* _Written exercise_: Reproduce all the lines below exactly and omit the images.

====================

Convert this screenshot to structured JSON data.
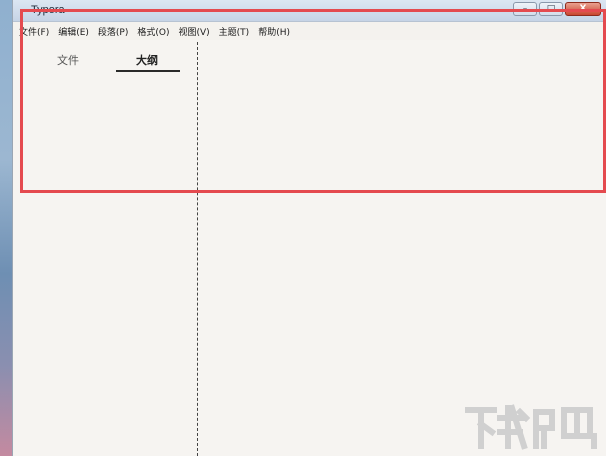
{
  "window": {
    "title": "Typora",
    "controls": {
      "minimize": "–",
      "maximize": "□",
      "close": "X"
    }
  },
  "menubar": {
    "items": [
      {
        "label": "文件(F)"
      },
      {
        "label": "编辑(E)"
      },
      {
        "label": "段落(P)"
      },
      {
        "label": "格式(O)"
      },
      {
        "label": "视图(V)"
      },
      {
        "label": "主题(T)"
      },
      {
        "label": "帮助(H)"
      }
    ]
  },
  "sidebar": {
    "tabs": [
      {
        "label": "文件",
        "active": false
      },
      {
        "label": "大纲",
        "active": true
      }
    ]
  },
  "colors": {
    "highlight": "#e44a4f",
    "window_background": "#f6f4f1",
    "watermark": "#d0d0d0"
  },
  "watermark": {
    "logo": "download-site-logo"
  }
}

====================

* _Correct output_:
Convert this screenshot to structured JSON data.
{
  "window": {
    "title": "Typora",
    "controls": {
      "minimize": "–",
      "maximize": "□",
      "close": "X"
    }
  },
  "menubar": {
    "items": [
      {
        "label": "文件(F)"
      },
      {
        "label": "编辑(E)"
      },
      {
        "label": "段落(P)"
      },
      {
        "label": "格式(O)"
      },
      {
        "label": "视图(V)"
      },
      {
        "label": "主题(T)"
      },
      {
        "label": "帮助(H)"
      }
    ]
  },
  "sidebar": {
    "tabs": [
      {
        "label": "文件",
        "active": false
      },
      {
        "label": "大纲",
        "active": true
      }
    ]
  },
  "colors": {
    "highlight": "#e44a4f",
    "window_background": "#f6f4f1",
    "watermark": "#d0d0d0"
  },
  "watermark": {
    "logo": "download-site-logo"
  }
}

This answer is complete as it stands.